# [Written exercise]
Copy each line of the data below exactly, leaving out pictures.

# [Given data]
━━━

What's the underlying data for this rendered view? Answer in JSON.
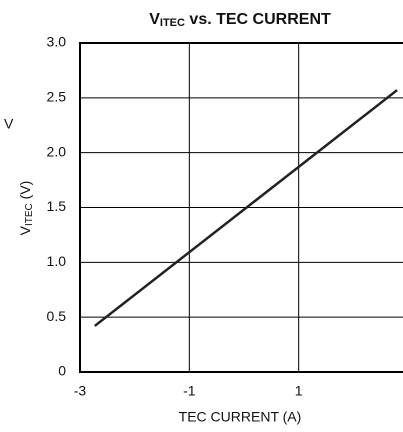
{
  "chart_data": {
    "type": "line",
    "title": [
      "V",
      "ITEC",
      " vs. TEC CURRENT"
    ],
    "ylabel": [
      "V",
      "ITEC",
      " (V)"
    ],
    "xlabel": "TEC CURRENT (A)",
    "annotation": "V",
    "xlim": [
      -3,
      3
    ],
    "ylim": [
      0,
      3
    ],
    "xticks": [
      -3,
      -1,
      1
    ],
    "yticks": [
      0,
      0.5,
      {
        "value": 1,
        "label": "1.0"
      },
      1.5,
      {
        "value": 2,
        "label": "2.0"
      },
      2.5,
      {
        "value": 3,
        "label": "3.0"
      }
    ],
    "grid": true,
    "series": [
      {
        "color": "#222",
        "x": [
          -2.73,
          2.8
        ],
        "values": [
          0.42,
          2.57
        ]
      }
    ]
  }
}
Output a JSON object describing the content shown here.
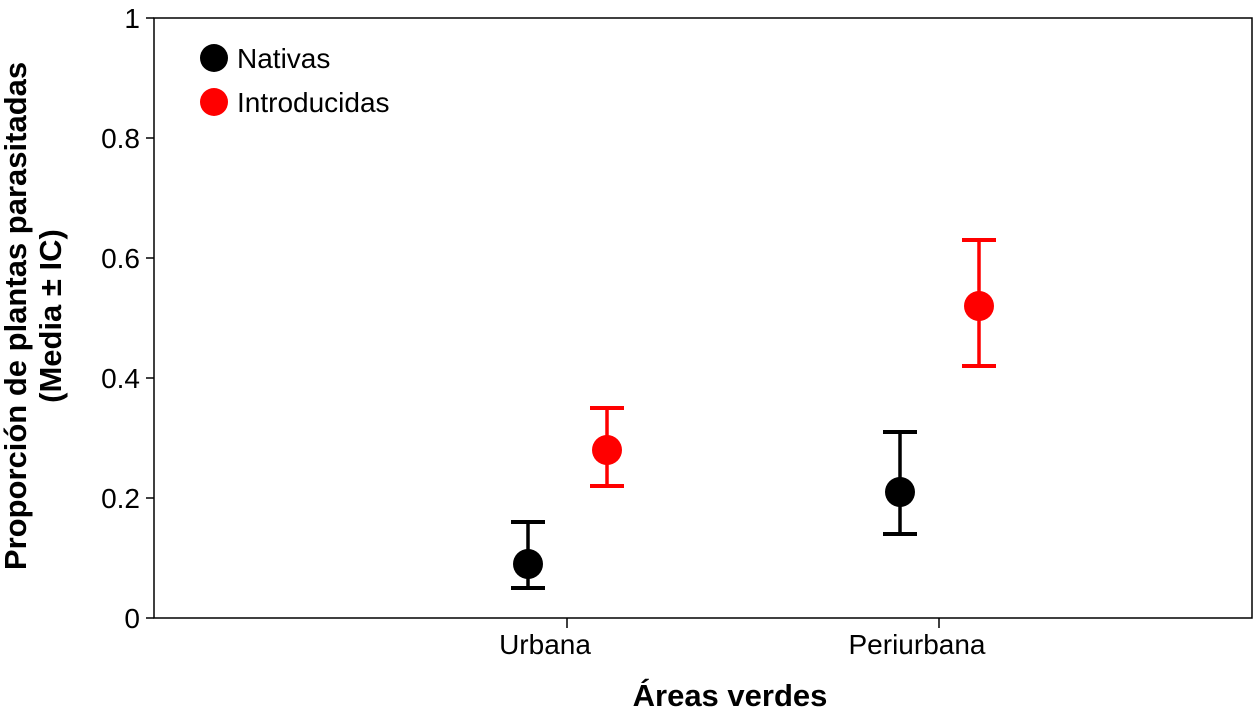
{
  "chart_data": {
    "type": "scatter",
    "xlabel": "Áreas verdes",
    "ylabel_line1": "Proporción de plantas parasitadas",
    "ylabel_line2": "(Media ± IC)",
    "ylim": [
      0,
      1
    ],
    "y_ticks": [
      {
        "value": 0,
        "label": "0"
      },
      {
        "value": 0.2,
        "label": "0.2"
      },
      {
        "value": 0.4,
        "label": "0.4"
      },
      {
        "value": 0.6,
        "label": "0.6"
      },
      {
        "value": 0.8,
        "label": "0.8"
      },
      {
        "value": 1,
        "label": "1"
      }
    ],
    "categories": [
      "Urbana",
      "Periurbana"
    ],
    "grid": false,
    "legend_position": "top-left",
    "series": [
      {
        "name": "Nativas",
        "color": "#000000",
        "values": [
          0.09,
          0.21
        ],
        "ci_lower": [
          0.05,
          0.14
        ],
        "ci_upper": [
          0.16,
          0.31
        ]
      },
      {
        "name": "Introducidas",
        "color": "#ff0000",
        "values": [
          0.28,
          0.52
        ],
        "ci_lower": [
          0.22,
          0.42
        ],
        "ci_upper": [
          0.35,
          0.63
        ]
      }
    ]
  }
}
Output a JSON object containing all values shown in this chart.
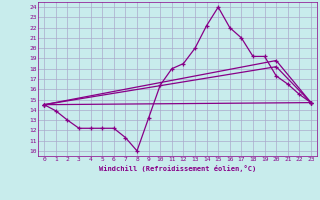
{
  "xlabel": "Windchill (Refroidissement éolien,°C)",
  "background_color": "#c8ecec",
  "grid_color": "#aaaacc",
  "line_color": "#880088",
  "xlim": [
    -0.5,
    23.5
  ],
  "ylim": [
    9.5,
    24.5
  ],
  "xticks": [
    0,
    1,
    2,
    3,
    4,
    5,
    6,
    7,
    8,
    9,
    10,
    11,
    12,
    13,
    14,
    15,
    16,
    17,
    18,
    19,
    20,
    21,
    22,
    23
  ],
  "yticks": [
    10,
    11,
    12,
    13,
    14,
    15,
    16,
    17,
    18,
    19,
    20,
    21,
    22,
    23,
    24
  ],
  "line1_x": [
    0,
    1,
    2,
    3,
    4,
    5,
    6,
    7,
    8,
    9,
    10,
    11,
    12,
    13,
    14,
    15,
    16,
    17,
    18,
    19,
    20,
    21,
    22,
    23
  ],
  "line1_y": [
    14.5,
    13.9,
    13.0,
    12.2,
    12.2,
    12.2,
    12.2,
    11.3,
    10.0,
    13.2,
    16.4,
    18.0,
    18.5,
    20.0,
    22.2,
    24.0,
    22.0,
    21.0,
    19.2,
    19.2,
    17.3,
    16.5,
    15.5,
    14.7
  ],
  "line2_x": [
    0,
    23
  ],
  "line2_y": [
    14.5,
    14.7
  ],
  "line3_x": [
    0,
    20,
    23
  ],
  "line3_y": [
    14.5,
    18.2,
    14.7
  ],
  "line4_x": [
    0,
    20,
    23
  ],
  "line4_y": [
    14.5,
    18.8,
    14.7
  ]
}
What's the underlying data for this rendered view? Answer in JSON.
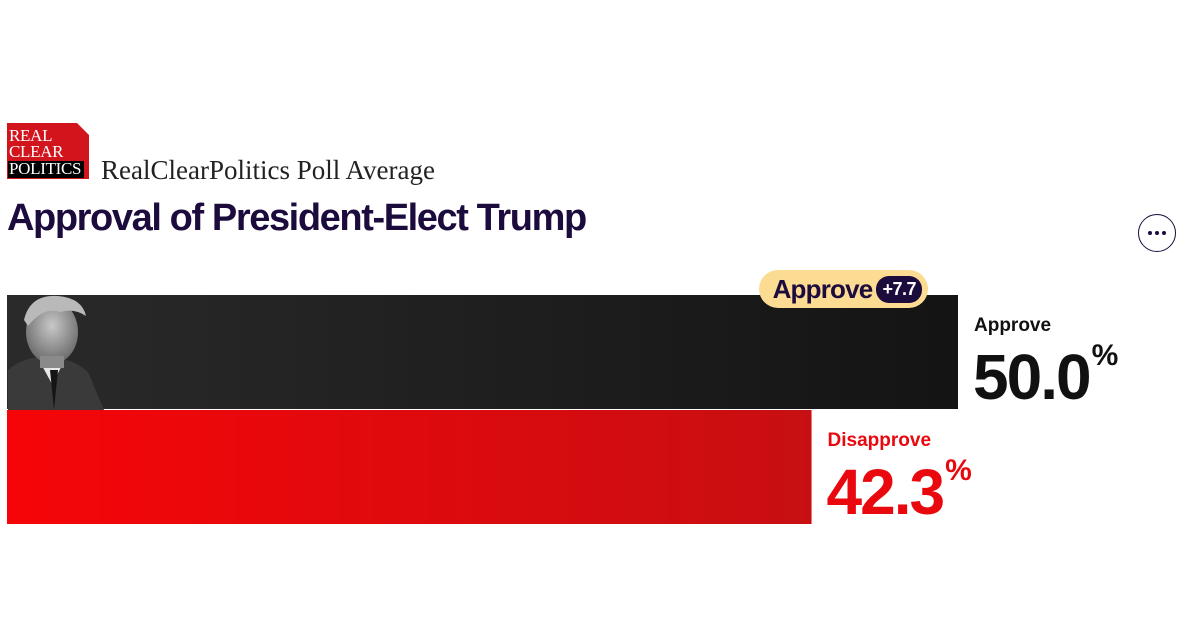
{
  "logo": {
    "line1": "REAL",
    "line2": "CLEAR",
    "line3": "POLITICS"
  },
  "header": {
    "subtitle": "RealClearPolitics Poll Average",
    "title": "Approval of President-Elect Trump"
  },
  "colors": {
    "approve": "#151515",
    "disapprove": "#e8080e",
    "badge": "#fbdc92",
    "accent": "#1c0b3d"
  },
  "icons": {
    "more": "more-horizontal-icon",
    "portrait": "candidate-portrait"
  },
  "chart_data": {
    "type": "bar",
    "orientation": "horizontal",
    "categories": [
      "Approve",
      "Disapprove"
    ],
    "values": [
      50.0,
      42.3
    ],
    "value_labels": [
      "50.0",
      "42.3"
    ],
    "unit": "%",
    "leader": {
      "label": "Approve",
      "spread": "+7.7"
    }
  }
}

━━━

# [In response]
What's the underlying data for this rendered view? Answer in JSON.
{
  "chart_data": {
    "type": "line",
    "title": [
      "V",
      "ITEC",
      " vs. TEC CURRENT"
    ],
    "ylabel": [
      "V",
      "ITEC",
      " (V)"
    ],
    "xlabel": "TEC CURRENT (A)",
    "annotation": "V",
    "xlim": [
      -3,
      3
    ],
    "ylim": [
      0,
      3
    ],
    "xticks": [
      -3,
      -1,
      1
    ],
    "yticks": [
      0,
      0.5,
      {
        "value": 1,
        "label": "1.0"
      },
      1.5,
      {
        "value": 2,
        "label": "2.0"
      },
      2.5,
      {
        "value": 3,
        "label": "3.0"
      }
    ],
    "grid": true,
    "series": [
      {
        "color": "#222",
        "x": [
          -2.73,
          2.8
        ],
        "values": [
          0.42,
          2.57
        ]
      }
    ]
  }
}
Output a JSON object describing the content shown here.
{
  "chart_data": {
    "type": "scatter",
    "xlabel": "Áreas verdes",
    "ylabel_line1": "Proporción de plantas parasitadas",
    "ylabel_line2": "(Media ± IC)",
    "ylim": [
      0,
      1
    ],
    "y_ticks": [
      {
        "value": 0,
        "label": "0"
      },
      {
        "value": 0.2,
        "label": "0.2"
      },
      {
        "value": 0.4,
        "label": "0.4"
      },
      {
        "value": 0.6,
        "label": "0.6"
      },
      {
        "value": 0.8,
        "label": "0.8"
      },
      {
        "value": 1,
        "label": "1"
      }
    ],
    "categories": [
      "Urbana",
      "Periurbana"
    ],
    "grid": false,
    "legend_position": "top-left",
    "series": [
      {
        "name": "Nativas",
        "color": "#000000",
        "values": [
          0.09,
          0.21
        ],
        "ci_lower": [
          0.05,
          0.14
        ],
        "ci_upper": [
          0.16,
          0.31
        ]
      },
      {
        "name": "Introducidas",
        "color": "#ff0000",
        "values": [
          0.28,
          0.52
        ],
        "ci_lower": [
          0.22,
          0.42
        ],
        "ci_upper": [
          0.35,
          0.63
        ]
      }
    ]
  }
}
Output a JSON object containing all values shown in this chart.
{
  "xlabel": "Windchill (Refroidissement éolien,°C)",
  "background_color": "#c8ecec",
  "grid_color": "#aaaacc",
  "line_color": "#880088",
  "xlim": [
    -0.5,
    23.5
  ],
  "ylim": [
    9.5,
    24.5
  ],
  "xticks": [
    0,
    1,
    2,
    3,
    4,
    5,
    6,
    7,
    8,
    9,
    10,
    11,
    12,
    13,
    14,
    15,
    16,
    17,
    18,
    19,
    20,
    21,
    22,
    23
  ],
  "yticks": [
    10,
    11,
    12,
    13,
    14,
    15,
    16,
    17,
    18,
    19,
    20,
    21,
    22,
    23,
    24
  ],
  "line1_x": [
    0,
    1,
    2,
    3,
    4,
    5,
    6,
    7,
    8,
    9,
    10,
    11,
    12,
    13,
    14,
    15,
    16,
    17,
    18,
    19,
    20,
    21,
    22,
    23
  ],
  "line1_y": [
    14.5,
    13.9,
    13.0,
    12.2,
    12.2,
    12.2,
    12.2,
    11.3,
    10.0,
    13.2,
    16.4,
    18.0,
    18.5,
    20.0,
    22.2,
    24.0,
    22.0,
    21.0,
    19.2,
    19.2,
    17.3,
    16.5,
    15.5,
    14.7
  ],
  "line2_x": [
    0,
    23
  ],
  "line2_y": [
    14.5,
    14.7
  ],
  "line3_x": [
    0,
    20,
    23
  ],
  "line3_y": [
    14.5,
    18.2,
    14.7
  ],
  "line4_x": [
    0,
    20,
    23
  ],
  "line4_y": [
    14.5,
    18.8,
    14.7
  ]
}
What's the underlying data for this rendered view? Answer in JSON.
{
  "logo": {
    "line1": "REAL",
    "line2": "CLEAR",
    "line3": "POLITICS"
  },
  "header": {
    "subtitle": "RealClearPolitics Poll Average",
    "title": "Approval of President-Elect Trump"
  },
  "colors": {
    "approve": "#151515",
    "disapprove": "#e8080e",
    "badge": "#fbdc92",
    "accent": "#1c0b3d"
  },
  "icons": {
    "more": "more-horizontal-icon",
    "portrait": "candidate-portrait"
  },
  "chart_data": {
    "type": "bar",
    "orientation": "horizontal",
    "categories": [
      "Approve",
      "Disapprove"
    ],
    "values": [
      50.0,
      42.3
    ],
    "value_labels": [
      "50.0",
      "42.3"
    ],
    "unit": "%",
    "leader": {
      "label": "Approve",
      "spread": "+7.7"
    }
  }
}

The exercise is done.